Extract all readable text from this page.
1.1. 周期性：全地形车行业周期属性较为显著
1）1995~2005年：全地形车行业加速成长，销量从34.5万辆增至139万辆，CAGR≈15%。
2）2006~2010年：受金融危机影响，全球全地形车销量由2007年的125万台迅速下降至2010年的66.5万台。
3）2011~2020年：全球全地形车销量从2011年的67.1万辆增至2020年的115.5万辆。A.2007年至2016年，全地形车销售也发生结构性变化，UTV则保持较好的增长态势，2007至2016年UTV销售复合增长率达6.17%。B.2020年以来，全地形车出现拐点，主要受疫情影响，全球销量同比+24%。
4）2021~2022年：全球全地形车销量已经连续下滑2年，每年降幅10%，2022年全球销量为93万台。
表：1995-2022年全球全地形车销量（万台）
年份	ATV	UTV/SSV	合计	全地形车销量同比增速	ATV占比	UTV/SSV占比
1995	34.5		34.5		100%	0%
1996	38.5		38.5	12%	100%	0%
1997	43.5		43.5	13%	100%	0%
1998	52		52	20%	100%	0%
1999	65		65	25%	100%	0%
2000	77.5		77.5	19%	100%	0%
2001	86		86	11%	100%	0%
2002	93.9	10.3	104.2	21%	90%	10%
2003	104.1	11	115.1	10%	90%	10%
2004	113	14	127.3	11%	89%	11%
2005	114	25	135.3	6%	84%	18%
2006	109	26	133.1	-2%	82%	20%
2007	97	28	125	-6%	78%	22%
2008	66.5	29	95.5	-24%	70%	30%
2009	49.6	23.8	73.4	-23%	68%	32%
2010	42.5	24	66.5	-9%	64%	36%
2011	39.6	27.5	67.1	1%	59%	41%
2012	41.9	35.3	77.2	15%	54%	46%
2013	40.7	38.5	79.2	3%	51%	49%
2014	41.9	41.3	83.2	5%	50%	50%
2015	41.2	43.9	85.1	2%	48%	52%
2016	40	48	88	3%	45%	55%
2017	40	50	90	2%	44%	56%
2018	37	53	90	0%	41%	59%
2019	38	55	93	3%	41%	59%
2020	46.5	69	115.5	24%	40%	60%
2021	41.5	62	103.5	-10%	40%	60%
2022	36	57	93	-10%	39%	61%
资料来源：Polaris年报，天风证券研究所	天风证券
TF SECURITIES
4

───

- _EXERCISE DIRECTIONS_
Would you restate each of the entries word for word?

- _COMPLETE OUTPUT_
Extract all readable text from this page.
1.1. 周期性：全地形车行业周期属性较为显著
1）1995~2005年：全地形车行业加速成长，销量从34.5万辆增至139万辆，CAGR≈15%。
2）2006~2010年：受金融危机影响，全球全地形车销量由2007年的125万台迅速下降至2010年的66.5万台。
3）2011~2020年：全球全地形车销量从2011年的67.1万辆增至2020年的115.5万辆。A.2007年至2016年，全地形车销售也发生结构性变化，UTV则保持较好的增长态势，2007至2016年UTV销售复合增长率达6.17%。B.2020年以来，全地形车出现拐点，主要受疫情影响，全球销量同比+24%。
4）2021~2022年：全球全地形车销量已经连续下滑2年，每年降幅10%，2022年全球销量为93万台。
表：1995-2022年全球全地形车销量（万台）
年份	ATV	UTV/SSV	合计	全地形车销量同比增速	ATV占比	UTV/SSV占比
1995	34.5		34.5		100%	0%
1996	38.5		38.5	12%	100%	0%
1997	43.5		43.5	13%	100%	0%
1998	52		52	20%	100%	0%
1999	65		65	25%	100%	0%
2000	77.5		77.5	19%	100%	0%
2001	86		86	11%	100%	0%
2002	93.9	10.3	104.2	21%	90%	10%
2003	104.1	11	115.1	10%	90%	10%
2004	113	14	127.3	11%	89%	11%
2005	114	25	135.3	6%	84%	18%
2006	109	26	133.1	-2%	82%	20%
2007	97	28	125	-6%	78%	22%
2008	66.5	29	95.5	-24%	70%	30%
2009	49.6	23.8	73.4	-23%	68%	32%
2010	42.5	24	66.5	-9%	64%	36%
2011	39.6	27.5	67.1	1%	59%	41%
2012	41.9	35.3	77.2	15%	54%	46%
2013	40.7	38.5	79.2	3%	51%	49%
2014	41.9	41.3	83.2	5%	50%	50%
2015	41.2	43.9	85.1	2%	48%	52%
2016	40	48	88	3%	45%	55%
2017	40	50	90	2%	44%	56%
2018	37	53	90	0%	41%	59%
2019	38	55	93	3%	41%	59%
2020	46.5	69	115.5	24%	40%	60%
2021	41.5	62	103.5	-10%	40%	60%
2022	36	57	93	-10%	39%	61%
资料来源：Polaris年报，天风证券研究所	天风证券
TF SECURITIES
4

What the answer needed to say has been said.